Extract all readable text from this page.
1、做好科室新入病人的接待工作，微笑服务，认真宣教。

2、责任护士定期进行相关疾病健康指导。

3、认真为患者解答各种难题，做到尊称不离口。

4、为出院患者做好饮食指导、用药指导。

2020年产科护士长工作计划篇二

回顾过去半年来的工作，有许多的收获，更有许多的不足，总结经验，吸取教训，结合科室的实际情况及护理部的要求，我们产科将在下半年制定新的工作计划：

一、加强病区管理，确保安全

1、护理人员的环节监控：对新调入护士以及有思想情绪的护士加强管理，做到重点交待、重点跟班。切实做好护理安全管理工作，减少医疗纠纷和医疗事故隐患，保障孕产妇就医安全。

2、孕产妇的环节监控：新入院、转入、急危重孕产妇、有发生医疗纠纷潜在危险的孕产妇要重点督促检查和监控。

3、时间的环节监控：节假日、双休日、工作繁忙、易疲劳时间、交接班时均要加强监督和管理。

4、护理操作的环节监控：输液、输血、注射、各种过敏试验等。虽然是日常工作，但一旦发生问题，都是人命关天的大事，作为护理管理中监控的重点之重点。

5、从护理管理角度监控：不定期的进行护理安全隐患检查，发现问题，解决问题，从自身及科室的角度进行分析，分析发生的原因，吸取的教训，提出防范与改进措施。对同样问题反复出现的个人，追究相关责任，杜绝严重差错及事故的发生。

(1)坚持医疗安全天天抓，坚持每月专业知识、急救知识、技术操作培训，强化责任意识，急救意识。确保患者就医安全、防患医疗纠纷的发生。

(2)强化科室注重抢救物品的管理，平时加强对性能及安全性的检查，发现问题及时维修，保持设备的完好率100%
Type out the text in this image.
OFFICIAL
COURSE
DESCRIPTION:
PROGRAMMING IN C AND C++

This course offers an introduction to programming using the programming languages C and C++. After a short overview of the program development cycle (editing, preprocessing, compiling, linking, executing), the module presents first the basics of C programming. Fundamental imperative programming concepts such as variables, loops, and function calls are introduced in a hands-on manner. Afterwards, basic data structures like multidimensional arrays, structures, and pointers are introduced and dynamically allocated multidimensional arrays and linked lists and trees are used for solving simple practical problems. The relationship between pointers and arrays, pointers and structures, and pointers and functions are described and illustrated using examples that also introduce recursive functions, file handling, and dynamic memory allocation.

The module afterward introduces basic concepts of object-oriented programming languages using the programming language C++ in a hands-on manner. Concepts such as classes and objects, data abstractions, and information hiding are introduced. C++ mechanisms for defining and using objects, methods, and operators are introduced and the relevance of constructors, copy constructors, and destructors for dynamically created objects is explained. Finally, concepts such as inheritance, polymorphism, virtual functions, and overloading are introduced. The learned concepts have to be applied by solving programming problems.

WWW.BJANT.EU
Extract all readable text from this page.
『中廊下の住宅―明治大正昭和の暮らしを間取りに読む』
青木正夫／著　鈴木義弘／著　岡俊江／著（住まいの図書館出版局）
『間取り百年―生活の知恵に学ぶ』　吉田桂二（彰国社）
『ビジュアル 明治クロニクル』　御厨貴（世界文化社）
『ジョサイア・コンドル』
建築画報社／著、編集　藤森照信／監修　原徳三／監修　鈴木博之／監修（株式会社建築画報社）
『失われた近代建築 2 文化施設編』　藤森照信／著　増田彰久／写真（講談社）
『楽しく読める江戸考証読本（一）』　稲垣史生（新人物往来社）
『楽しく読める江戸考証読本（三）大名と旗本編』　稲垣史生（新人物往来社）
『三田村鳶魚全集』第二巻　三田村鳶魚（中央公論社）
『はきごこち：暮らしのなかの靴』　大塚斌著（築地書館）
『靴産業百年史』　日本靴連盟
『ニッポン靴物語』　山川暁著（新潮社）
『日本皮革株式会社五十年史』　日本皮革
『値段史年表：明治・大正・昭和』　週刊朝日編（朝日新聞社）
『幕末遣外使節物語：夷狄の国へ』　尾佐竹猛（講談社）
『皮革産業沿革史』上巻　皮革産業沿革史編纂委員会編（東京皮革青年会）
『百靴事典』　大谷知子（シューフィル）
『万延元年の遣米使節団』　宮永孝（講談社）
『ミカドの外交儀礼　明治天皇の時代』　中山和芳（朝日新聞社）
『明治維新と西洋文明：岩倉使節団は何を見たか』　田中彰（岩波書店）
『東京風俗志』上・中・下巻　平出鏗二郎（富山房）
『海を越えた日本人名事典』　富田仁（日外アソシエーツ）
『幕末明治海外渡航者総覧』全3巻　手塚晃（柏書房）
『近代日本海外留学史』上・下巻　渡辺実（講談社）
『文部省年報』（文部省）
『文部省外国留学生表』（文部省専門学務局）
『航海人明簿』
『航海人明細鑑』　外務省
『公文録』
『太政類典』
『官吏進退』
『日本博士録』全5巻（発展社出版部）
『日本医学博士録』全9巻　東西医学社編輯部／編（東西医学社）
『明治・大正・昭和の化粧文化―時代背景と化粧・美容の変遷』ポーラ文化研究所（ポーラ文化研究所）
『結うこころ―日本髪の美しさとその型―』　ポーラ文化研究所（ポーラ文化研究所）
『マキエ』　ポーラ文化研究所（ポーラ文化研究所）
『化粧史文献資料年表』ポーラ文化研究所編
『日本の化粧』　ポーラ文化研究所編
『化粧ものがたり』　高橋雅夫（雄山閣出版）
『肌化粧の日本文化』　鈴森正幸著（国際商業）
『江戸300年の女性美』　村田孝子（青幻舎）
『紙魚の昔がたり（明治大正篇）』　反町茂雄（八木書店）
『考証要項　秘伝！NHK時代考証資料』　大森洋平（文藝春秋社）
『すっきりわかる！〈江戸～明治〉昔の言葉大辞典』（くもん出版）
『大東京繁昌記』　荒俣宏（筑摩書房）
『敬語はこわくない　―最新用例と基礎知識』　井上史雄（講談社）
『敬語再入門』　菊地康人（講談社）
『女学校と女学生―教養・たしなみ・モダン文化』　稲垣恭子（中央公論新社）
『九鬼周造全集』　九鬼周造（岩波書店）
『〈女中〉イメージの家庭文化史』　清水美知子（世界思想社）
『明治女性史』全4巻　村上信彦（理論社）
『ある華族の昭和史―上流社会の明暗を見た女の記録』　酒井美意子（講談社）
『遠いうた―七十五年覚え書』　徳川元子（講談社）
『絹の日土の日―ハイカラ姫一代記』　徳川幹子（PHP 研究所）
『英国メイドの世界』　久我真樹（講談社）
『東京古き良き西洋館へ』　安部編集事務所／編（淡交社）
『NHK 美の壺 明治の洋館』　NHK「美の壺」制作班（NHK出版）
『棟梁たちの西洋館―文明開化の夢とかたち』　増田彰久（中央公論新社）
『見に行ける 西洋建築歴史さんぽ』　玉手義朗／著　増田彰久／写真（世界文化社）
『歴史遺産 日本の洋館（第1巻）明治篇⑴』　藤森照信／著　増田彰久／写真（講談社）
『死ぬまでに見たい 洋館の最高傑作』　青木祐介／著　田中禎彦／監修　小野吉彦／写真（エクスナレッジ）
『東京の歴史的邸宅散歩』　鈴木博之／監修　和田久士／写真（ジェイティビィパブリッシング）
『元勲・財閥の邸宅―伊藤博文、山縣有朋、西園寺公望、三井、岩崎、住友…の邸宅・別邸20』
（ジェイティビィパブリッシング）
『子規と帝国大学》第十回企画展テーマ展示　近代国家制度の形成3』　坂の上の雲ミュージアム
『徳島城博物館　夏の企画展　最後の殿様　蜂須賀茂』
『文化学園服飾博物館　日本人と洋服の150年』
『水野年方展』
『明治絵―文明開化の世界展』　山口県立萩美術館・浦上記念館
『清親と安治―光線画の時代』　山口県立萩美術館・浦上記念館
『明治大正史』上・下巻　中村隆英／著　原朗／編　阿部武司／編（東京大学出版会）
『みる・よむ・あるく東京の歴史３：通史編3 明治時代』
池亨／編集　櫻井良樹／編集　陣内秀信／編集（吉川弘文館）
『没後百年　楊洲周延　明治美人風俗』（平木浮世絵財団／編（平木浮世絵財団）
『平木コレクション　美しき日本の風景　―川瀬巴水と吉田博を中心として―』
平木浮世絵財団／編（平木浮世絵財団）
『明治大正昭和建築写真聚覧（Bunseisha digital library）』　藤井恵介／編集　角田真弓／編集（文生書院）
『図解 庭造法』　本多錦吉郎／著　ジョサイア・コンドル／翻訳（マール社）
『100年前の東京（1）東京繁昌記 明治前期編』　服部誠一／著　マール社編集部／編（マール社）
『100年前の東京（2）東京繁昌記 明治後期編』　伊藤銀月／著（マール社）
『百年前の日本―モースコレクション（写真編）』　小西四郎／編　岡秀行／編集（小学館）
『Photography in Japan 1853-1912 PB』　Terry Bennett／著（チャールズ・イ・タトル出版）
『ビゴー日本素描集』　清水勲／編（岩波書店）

+ + + + +

REQUIREMENT: Of the lines in the records, determine how many contain the word "problems", and report that number alone.

RESPONSE TO THIS EXERCISE: 2